> **Directions**:
1. Please condense the paragraph beginning "Unless otherwise provided in the Prospectus Supplement" from the covenant passage into a list, keeping its main facts.
2. Resume the covenant passage after its final sentence.

--- START OF Provided passage ---

CERTAIN COVENANTS OF THE COMPANY
 
     Limitation on Liens
 
     Unless otherwise provided in the Prospectus Supplement, the Company and its
Restricted Subsidiaries will not create any Liens unless Debt Securities then
outstanding are equally and ratably secured, with certain exceptions, including
but not limited to: (a) pledges or deposits under worker's compensation laws,
unemployment insurance laws or similar legislation, or good faith deposits in
connection with bids, tenders, contracts (including government contracts, but
excluding contracts for the payment of Indebtedness) or other obligations of
like nature, in each case incurred in the ordinary course of business, (b)
statutory and tax Liens for sums not yet due or delinquent or being contested in
good faith by appropriate proceedings, (c) certain encumbrances and easements,
(d) Liens existing at the date of the Indenture, (e) Liens securing only
Indebtedness of a Wholly Owned Subsidiary of the Company to the Company or one
or more Wholly Owned Subsidiaries of the Company, (f) Purchase Money Liens, (g)
Liens on property or shares of stock of another Person at the time such other
Person becomes a Subsidiary of such Person, provided that such Liens are not
created in connection with such other Person becoming a Subsidiary of such
Person, (h) Liens securing a Hedging Obligation, (i) Liens created in connection
with a tax-free financing, (j) Liens resulting from the deposit of funds or
evidences of
 
                                        8
<PAGE>   34
 
Indebtedness in trust for the purpose of defeasing Indebtedness of the Company
or any of its Subsidiaries, (k) rights of a common owner of any interest in
property, (l) Liens placed upon any real property owned or acquired by the
Company or any of its Subsidiaries securing Indebtedness in an amount up to 80%
of the fair market value of such real property, (m) Liens to secure any
refinancing, refunding, extension, renewal or replacement of any Indebtedness
secured by certain permitted Liens, and (n) additional Liens not to exceed a
total of 15% of Consolidated Net Tangible Assets. (Section 4.07.)

--- END OF Provided passage ---
--- START OF Data extract ---

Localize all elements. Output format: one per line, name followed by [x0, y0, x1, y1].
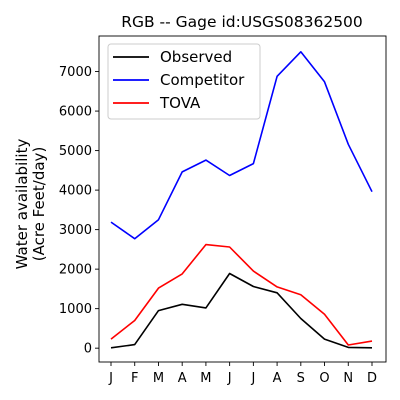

--- END OF Data extract ---

> **Replies**:
1.
Unless the Prospectus Supplement provides otherwise, the Company and its Restricted Subsidiaries may create Liens only if outstanding Debt Securities are equally and ratably secured. Exceptions include, but are not limited to, the following:
- (a) Pledges or deposits under worker's compensation, unemployment insurance or similar laws, or good faith deposits for bids, tenders, contracts (including government contracts, but not contracts for paying Indebtedness) or similar obligations, incurred in the ordinary course of business
- (b) Statutory and tax Liens for sums not yet due or delinquent, or being contested in good faith by appropriate proceedings
- (c) Certain encumbrances and easements
- (d) Liens existing at the date of the Indenture
- (e) Liens securing only Indebtedness of a Wholly Owned Subsidiary to the Company or to other Wholly Owned Subsidiaries
- (f) Purchase Money Liens
- (g) Liens on property or stock of another Person when it becomes a Subsidiary, if they were not created in connection with that event
- (h) Liens securing a Hedging Obligation
- (i) Liens created in connection with a tax-free financing
- (j) Liens from depositing funds or evidences of Indebtedness in trust to defease Indebtedness of the Company or its Subsidiaries
- (k) Rights of a common owner of any interest in property
- (l) Liens on real property owned or acquired by the Company or its Subsidiaries that secure Indebtedness of up to 80% of the property's fair market value
- (m) Liens securing any refinancing, refunding, extension, renewal or replacement of Indebtedness secured by certain permitted Liens
- (n) Additional Liens totaling no more than 15% of Consolidated Net Tangible Assets

(Section 4.07.)

2.
     Limitation on Sale/Leaseback Transactions
 
     Unless otherwise provided in the Prospectus Supplement, the Company and its
Restricted Subsidiaries shall not enter into any Sale/Leaseback Transaction with
respect to any Principal Property unless (i) the Company or such Restricted
Subsidiary would be entitled to create a Lien on such Principal Property
securing Indebtedness in an amount equal to the Attributable Indebtedness with
respect to such Sale/Leaseback Transaction without securing the Debt Securities
pursuant to the provisions described above under "-- Limitation on Liens" or
(ii) the Company, within six months from the effective date of such
Sale/Leaseback Transaction, applies an amount equal to the Attributable
Indebtedness with respect to such Sale/Leaseback Transaction to the voluntary
defeasance or retirement of Debt Securities or other Indebtedness ranking pari
passu with the Debt Securities; provided that the foregoing will not prevent the
Company or any Restricted Subsidiary from (x) entering into any Sale/Leaseback
Transaction involving a lease with a term of less than three years or (y)
entering into any Sale/Leaseback Transaction between the Company and a
Restricted Subsidiary or between Restricted Subsidiaries. (Section 4.08.)
 
     Limitation on Consolidations and Mergers
 
     The Company shall not consolidate with or merge into, or sell, convey,
transfer, lease or otherwise dispose of all or substantially all of its assets
(in one transaction or a series of related transactions) to another entity
unless such entity is a corporation that assumes all the obligations under the
Debt Securities and the Indenture and certain other conditions are met
(whereupon all such obligations of the Company shall terminate). (Section
10.01.)
 
EVENTS OF DEFAULT AND REMEDIES
 
     The following events are defined in the Indenture as "Events of Default"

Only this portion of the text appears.